Records shown:
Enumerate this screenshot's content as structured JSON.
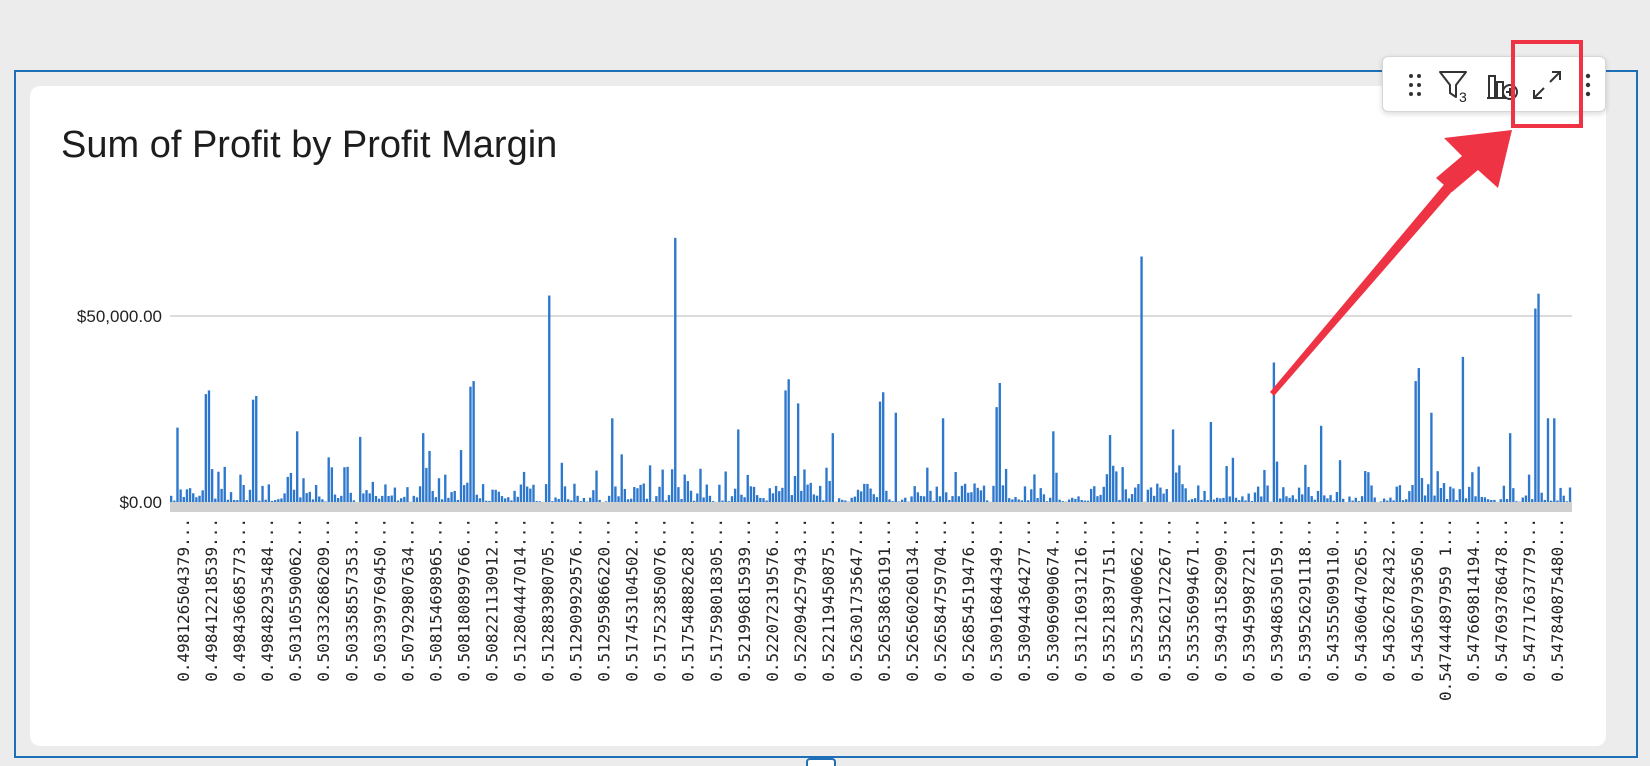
{
  "chart_data": {
    "type": "bar",
    "title": "Sum of Profit by Profit Margin",
    "xlabel": "",
    "ylabel": "",
    "y_ticks": [
      "$0.00",
      "$50,000.00"
    ],
    "ylim": [
      0,
      80000
    ],
    "grid": true,
    "bar_color": "#2d77cc",
    "x_tick_labels": [
      "0.498126504379...",
      "0.498412218539...",
      "0.498436685773...",
      "0.498482935484...",
      "0.503105590062...",
      "0.503332686209...",
      "0.503358557353...",
      "0.503399769450...",
      "0.507929807634...",
      "0.508154698965...",
      "0.508180899766...",
      "0.508221130912...",
      "0.512804447014...",
      "0.512883980705...",
      "0.512909929576...",
      "0.512959866220...",
      "0.517453104502...",
      "0.517523850076...",
      "0.517548882628...",
      "0.517598018305...",
      "0.521996815939...",
      "0.522072319576...",
      "0.522094257943...",
      "0.522119450875...",
      "0.526301735647...",
      "0.526538636191...",
      "0.526560260134...",
      "0.526584759704...",
      "0.526854519476...",
      "0.530916844349...",
      "0.530944364277...",
      "0.530969090674...",
      "0.531216931216...",
      "0.535218397151...",
      "0.535239400662...",
      "0.535262172267...",
      "0.535356994671...",
      "0.539431582909...",
      "0.539459987221...",
      "0.539486350159...",
      "0.539526291118...",
      "0.543555099110...",
      "0.543606470265...",
      "0.543626782432...",
      "0.543650793650...",
      "0.547444897959 1...",
      "0.547669814194...",
      "0.547693786478...",
      "0.547717637779...",
      "0.547840875480..."
    ],
    "peaks": [
      {
        "index": 2,
        "value": 20000
      },
      {
        "index": 11,
        "value": 29000
      },
      {
        "index": 12,
        "value": 30000
      },
      {
        "index": 26,
        "value": 27500
      },
      {
        "index": 27,
        "value": 28500
      },
      {
        "index": 40,
        "value": 19000
      },
      {
        "index": 50,
        "value": 12000
      },
      {
        "index": 60,
        "value": 17500
      },
      {
        "index": 80,
        "value": 18500
      },
      {
        "index": 95,
        "value": 31000
      },
      {
        "index": 96,
        "value": 32500
      },
      {
        "index": 120,
        "value": 55500
      },
      {
        "index": 140,
        "value": 22500
      },
      {
        "index": 160,
        "value": 71000
      },
      {
        "index": 180,
        "value": 19500
      },
      {
        "index": 195,
        "value": 30000
      },
      {
        "index": 196,
        "value": 33000
      },
      {
        "index": 199,
        "value": 26500
      },
      {
        "index": 210,
        "value": 18500
      },
      {
        "index": 225,
        "value": 27000
      },
      {
        "index": 226,
        "value": 29500
      },
      {
        "index": 230,
        "value": 24000
      },
      {
        "index": 245,
        "value": 22500
      },
      {
        "index": 262,
        "value": 25500
      },
      {
        "index": 263,
        "value": 32000
      },
      {
        "index": 280,
        "value": 19000
      },
      {
        "index": 298,
        "value": 18000
      },
      {
        "index": 308,
        "value": 66000
      },
      {
        "index": 318,
        "value": 19500
      },
      {
        "index": 330,
        "value": 21500
      },
      {
        "index": 350,
        "value": 37500
      },
      {
        "index": 365,
        "value": 20500
      },
      {
        "index": 395,
        "value": 32500
      },
      {
        "index": 396,
        "value": 36000
      },
      {
        "index": 400,
        "value": 24000
      },
      {
        "index": 410,
        "value": 39000
      },
      {
        "index": 425,
        "value": 18500
      },
      {
        "index": 433,
        "value": 52000
      },
      {
        "index": 434,
        "value": 56000
      },
      {
        "index": 437,
        "value": 22500
      },
      {
        "index": 439,
        "value": 22500
      }
    ],
    "n_bars": 445
  },
  "toolbar": {
    "filter_count": "3",
    "icons": [
      "drag-handle-icon",
      "filter-icon",
      "add-chart-icon",
      "expand-icon",
      "more-options-icon"
    ]
  },
  "annotation": {
    "highlight_color": "#ee3344"
  }
}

Your objective: Quote every record above exactly, leaving out the pictures.

The reply:
Enumerate this screenshot's content as structured JSON.
{
  "chart_data": {
    "type": "bar",
    "title": "Sum of Profit by Profit Margin",
    "xlabel": "",
    "ylabel": "",
    "y_ticks": [
      "$0.00",
      "$50,000.00"
    ],
    "ylim": [
      0,
      80000
    ],
    "grid": true,
    "bar_color": "#2d77cc",
    "x_tick_labels": [
      "0.498126504379...",
      "0.498412218539...",
      "0.498436685773...",
      "0.498482935484...",
      "0.503105590062...",
      "0.503332686209...",
      "0.503358557353...",
      "0.503399769450...",
      "0.507929807634...",
      "0.508154698965...",
      "0.508180899766...",
      "0.508221130912...",
      "0.512804447014...",
      "0.512883980705...",
      "0.512909929576...",
      "0.512959866220...",
      "0.517453104502...",
      "0.517523850076...",
      "0.517548882628...",
      "0.517598018305...",
      "0.521996815939...",
      "0.522072319576...",
      "0.522094257943...",
      "0.522119450875...",
      "0.526301735647...",
      "0.526538636191...",
      "0.526560260134...",
      "0.526584759704...",
      "0.526854519476...",
      "0.530916844349...",
      "0.530944364277...",
      "0.530969090674...",
      "0.531216931216...",
      "0.535218397151...",
      "0.535239400662...",
      "0.535262172267...",
      "0.535356994671...",
      "0.539431582909...",
      "0.539459987221...",
      "0.539486350159...",
      "0.539526291118...",
      "0.543555099110...",
      "0.543606470265...",
      "0.543626782432...",
      "0.543650793650...",
      "0.547444897959 1...",
      "0.547669814194...",
      "0.547693786478...",
      "0.547717637779...",
      "0.547840875480..."
    ],
    "peaks": [
      {
        "index": 2,
        "value": 20000
      },
      {
        "index": 11,
        "value": 29000
      },
      {
        "index": 12,
        "value": 30000
      },
      {
        "index": 26,
        "value": 27500
      },
      {
        "index": 27,
        "value": 28500
      },
      {
        "index": 40,
        "value": 19000
      },
      {
        "index": 50,
        "value": 12000
      },
      {
        "index": 60,
        "value": 17500
      },
      {
        "index": 80,
        "value": 18500
      },
      {
        "index": 95,
        "value": 31000
      },
      {
        "index": 96,
        "value": 32500
      },
      {
        "index": 120,
        "value": 55500
      },
      {
        "index": 140,
        "value": 22500
      },
      {
        "index": 160,
        "value": 71000
      },
      {
        "index": 180,
        "value": 19500
      },
      {
        "index": 195,
        "value": 30000
      },
      {
        "index": 196,
        "value": 33000
      },
      {
        "index": 199,
        "value": 26500
      },
      {
        "index": 210,
        "value": 18500
      },
      {
        "index": 225,
        "value": 27000
      },
      {
        "index": 226,
        "value": 29500
      },
      {
        "index": 230,
        "value": 24000
      },
      {
        "index": 245,
        "value": 22500
      },
      {
        "index": 262,
        "value": 25500
      },
      {
        "index": 263,
        "value": 32000
      },
      {
        "index": 280,
        "value": 19000
      },
      {
        "index": 298,
        "value": 18000
      },
      {
        "index": 308,
        "value": 66000
      },
      {
        "index": 318,
        "value": 19500
      },
      {
        "index": 330,
        "value": 21500
      },
      {
        "index": 350,
        "value": 37500
      },
      {
        "index": 365,
        "value": 20500
      },
      {
        "index": 395,
        "value": 32500
      },
      {
        "index": 396,
        "value": 36000
      },
      {
        "index": 400,
        "value": 24000
      },
      {
        "index": 410,
        "value": 39000
      },
      {
        "index": 425,
        "value": 18500
      },
      {
        "index": 433,
        "value": 52000
      },
      {
        "index": 434,
        "value": 56000
      },
      {
        "index": 437,
        "value": 22500
      },
      {
        "index": 439,
        "value": 22500
      }
    ],
    "n_bars": 445
  },
  "toolbar": {
    "filter_count": "3",
    "icons": [
      "drag-handle-icon",
      "filter-icon",
      "add-chart-icon",
      "expand-icon",
      "more-options-icon"
    ]
  },
  "annotation": {
    "highlight_color": "#ee3344"
  }
}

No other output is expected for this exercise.